-- BEGIN --
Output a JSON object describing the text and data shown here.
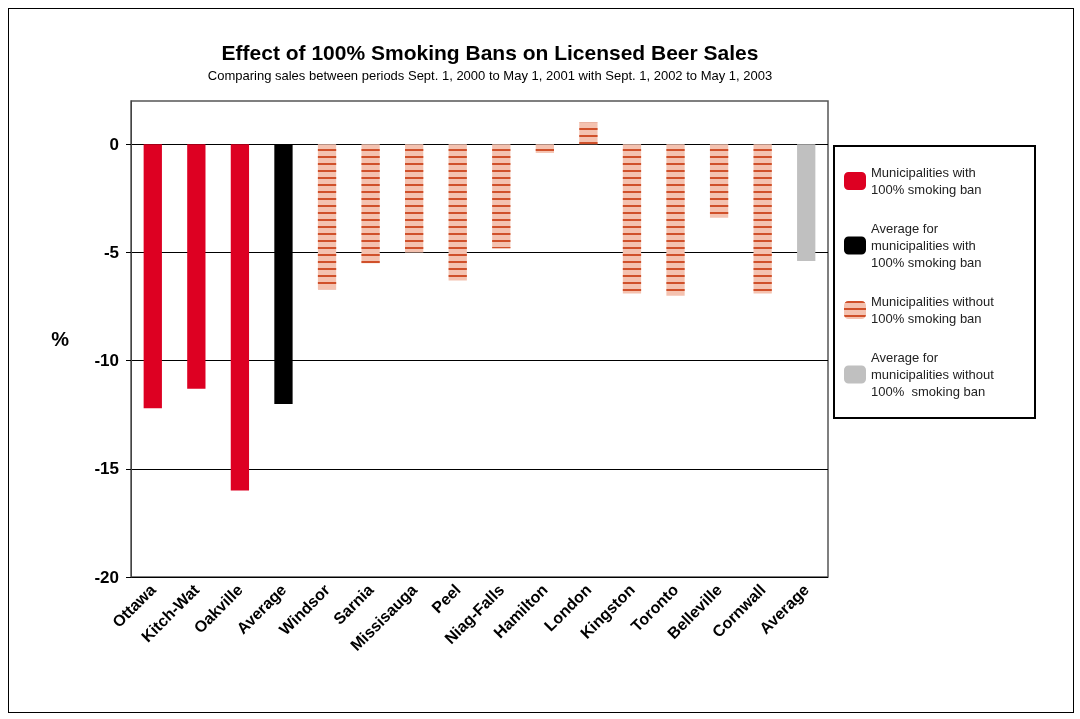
{
  "chart_data": {
    "type": "bar",
    "title": "Effect of 100% Smoking Bans on Licensed Beer Sales",
    "subtitle": "Comparing sales between periods Sept. 1, 2000 to May 1, 2001 with Sept. 1, 2002 to May 1, 2003",
    "ylabel": "%",
    "categories": [
      "Ottawa",
      "Kitch-Wat",
      "Oakville",
      "Average",
      "Windsor",
      "Sarnia",
      "Missisauga",
      "Peel",
      "Niag-Falls",
      "Hamilton",
      "London",
      "Kingston",
      "Toronto",
      "Belleville",
      "Cornwall",
      "Average"
    ],
    "series": [
      {
        "name": "Municipalities with 100% smoking ban",
        "color": "#dd0022",
        "values": [
          -12.2,
          -11.3,
          -16.0,
          null,
          null,
          null,
          null,
          null,
          null,
          null,
          null,
          null,
          null,
          null,
          null,
          null
        ]
      },
      {
        "name": "Average for municipalities with 100% smoking ban",
        "color": "#000000",
        "values": [
          null,
          null,
          null,
          -12.0,
          null,
          null,
          null,
          null,
          null,
          null,
          null,
          null,
          null,
          null,
          null,
          null
        ]
      },
      {
        "name": "Municipalities without 100% smoking ban",
        "color": "#f4c2b0",
        "values": [
          null,
          null,
          null,
          null,
          -6.7,
          -5.5,
          -5.0,
          -6.3,
          -4.8,
          -0.4,
          1.0,
          -6.9,
          -7.0,
          -3.4,
          -6.9,
          null
        ]
      },
      {
        "name": "Average for municipalities without 100%  smoking ban",
        "color": "#c0c0c0",
        "values": [
          null,
          null,
          null,
          null,
          null,
          null,
          null,
          null,
          null,
          null,
          null,
          null,
          null,
          null,
          null,
          -5.4
        ]
      }
    ],
    "stacked": true,
    "ylim": [
      -20,
      2
    ],
    "yticks": [
      -20,
      -15,
      -10,
      -5,
      0
    ],
    "grid": "y",
    "legend": "right"
  }
}
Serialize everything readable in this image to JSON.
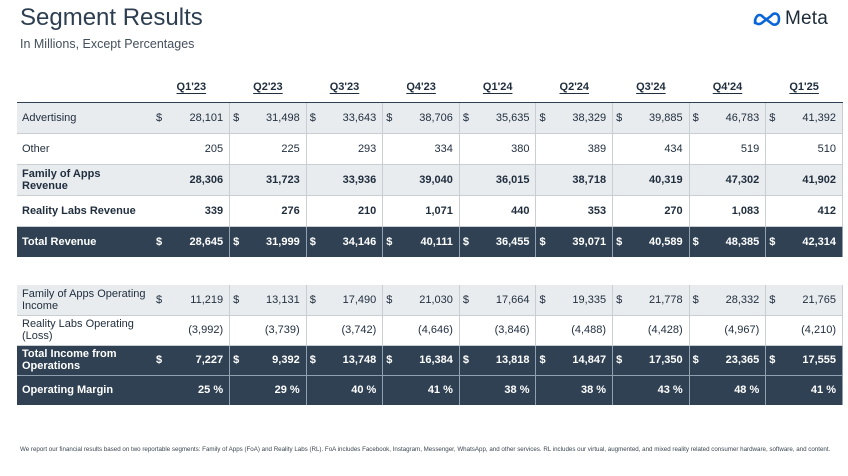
{
  "header": {
    "title": "Segment Results",
    "subtitle": "In Millions, Except Percentages",
    "logo_text": "Meta"
  },
  "quarters": [
    "Q1'23",
    "Q2'23",
    "Q3'23",
    "Q4'23",
    "Q1'24",
    "Q2'24",
    "Q3'24",
    "Q4'24",
    "Q1'25"
  ],
  "revenue_table": {
    "rows": [
      {
        "label": "Advertising",
        "currency": "$",
        "values": [
          "28,101",
          "31,498",
          "33,643",
          "38,706",
          "35,635",
          "38,329",
          "39,885",
          "46,783",
          "41,392"
        ]
      },
      {
        "label": "Other",
        "currency": "",
        "values": [
          "205",
          "225",
          "293",
          "334",
          "380",
          "389",
          "434",
          "519",
          "510"
        ]
      },
      {
        "label": "Family of Apps Revenue",
        "currency": "",
        "values": [
          "28,306",
          "31,723",
          "33,936",
          "39,040",
          "36,015",
          "38,718",
          "40,319",
          "47,302",
          "41,902"
        ]
      },
      {
        "label": "Reality Labs Revenue",
        "currency": "",
        "values": [
          "339",
          "276",
          "210",
          "1,071",
          "440",
          "353",
          "270",
          "1,083",
          "412"
        ]
      },
      {
        "label": "Total Revenue",
        "currency": "$",
        "values": [
          "28,645",
          "31,999",
          "34,146",
          "40,111",
          "36,455",
          "39,071",
          "40,589",
          "48,385",
          "42,314"
        ]
      }
    ]
  },
  "income_table": {
    "rows": [
      {
        "label": "Family of Apps Operating Income",
        "currency": "$",
        "values": [
          "11,219",
          "13,131",
          "17,490",
          "21,030",
          "17,664",
          "19,335",
          "21,778",
          "28,332",
          "21,765"
        ]
      },
      {
        "label": "Reality Labs Operating (Loss)",
        "currency": "",
        "values": [
          "(3,992)",
          "(3,739)",
          "(3,742)",
          "(4,646)",
          "(3,846)",
          "(4,488)",
          "(4,428)",
          "(4,967)",
          "(4,210)"
        ]
      },
      {
        "label": "Total Income from Operations",
        "currency": "$",
        "values": [
          "7,227",
          "9,392",
          "13,748",
          "16,384",
          "13,818",
          "14,847",
          "17,350",
          "23,365",
          "17,555"
        ]
      },
      {
        "label": "Operating Margin",
        "currency": "",
        "values": [
          "25 %",
          "29 %",
          "40 %",
          "41 %",
          "38 %",
          "38 %",
          "43 %",
          "48 %",
          "41 %"
        ]
      }
    ]
  },
  "footnote": "We report our financial results based on two reportable segments: Family of Apps (FoA) and Reality Labs (RL). FoA includes Facebook, Instagram, Messenger, WhatsApp, and other services. RL includes our virtual, augmented, and mixed reality related consumer hardware, software, and content."
}
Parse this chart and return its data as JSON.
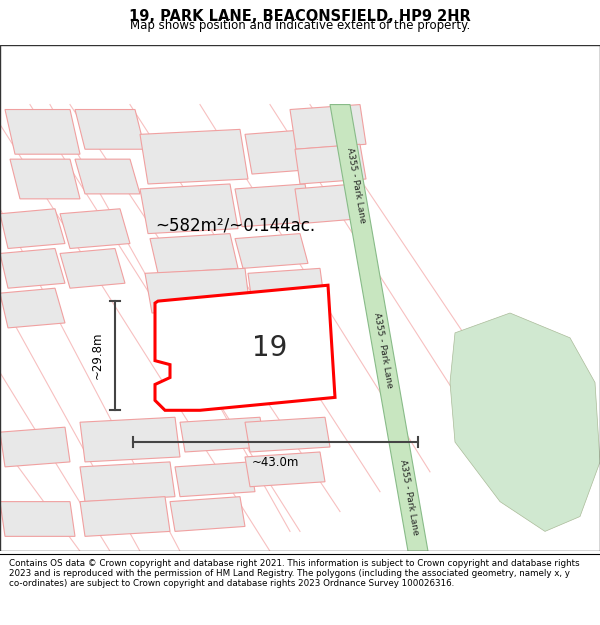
{
  "title": "19, PARK LANE, BEACONSFIELD, HP9 2HR",
  "subtitle": "Map shows position and indicative extent of the property.",
  "footer": "Contains OS data © Crown copyright and database right 2021. This information is subject to Crown copyright and database rights 2023 and is reproduced with the permission of HM Land Registry. The polygons (including the associated geometry, namely x, y co-ordinates) are subject to Crown copyright and database rights 2023 Ordnance Survey 100026316.",
  "area_label": "~582m²/~0.144ac.",
  "number_label": "19",
  "width_label": "~43.0m",
  "height_label": "~29.8m",
  "map_bg": "#ffffff",
  "road_green_fill": "#c8e6c0",
  "road_green_edge": "#88bb88",
  "building_fill": "#e8e8e8",
  "building_stroke": "#f0a0a0",
  "highlight_stroke": "#ff0000",
  "green_patch_color": "#d0e8d0",
  "road_line_color": "#f5b0b0",
  "dim_color": "#444444",
  "text_color": "#222222"
}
-- END --
Stated goal: Leave the pictures out, and please copy only the lines from the one with "Parse this chart and return its data as JSON." through the end of the listing.

Result of the exercise:
Parse this chart and return its data as JSON.
{
  "title": "19, PARK LANE, BEACONSFIELD, HP9 2HR",
  "subtitle": "Map shows position and indicative extent of the property.",
  "footer": "Contains OS data © Crown copyright and database right 2021. This information is subject to Crown copyright and database rights 2023 and is reproduced with the permission of HM Land Registry. The polygons (including the associated geometry, namely x, y co-ordinates) are subject to Crown copyright and database rights 2023 Ordnance Survey 100026316.",
  "area_label": "~582m²/~0.144ac.",
  "number_label": "19",
  "width_label": "~43.0m",
  "height_label": "~29.8m",
  "map_bg": "#ffffff",
  "road_green_fill": "#c8e6c0",
  "road_green_edge": "#88bb88",
  "building_fill": "#e8e8e8",
  "building_stroke": "#f0a0a0",
  "highlight_stroke": "#ff0000",
  "green_patch_color": "#d0e8d0",
  "road_line_color": "#f5b0b0",
  "dim_color": "#444444",
  "text_color": "#222222"
}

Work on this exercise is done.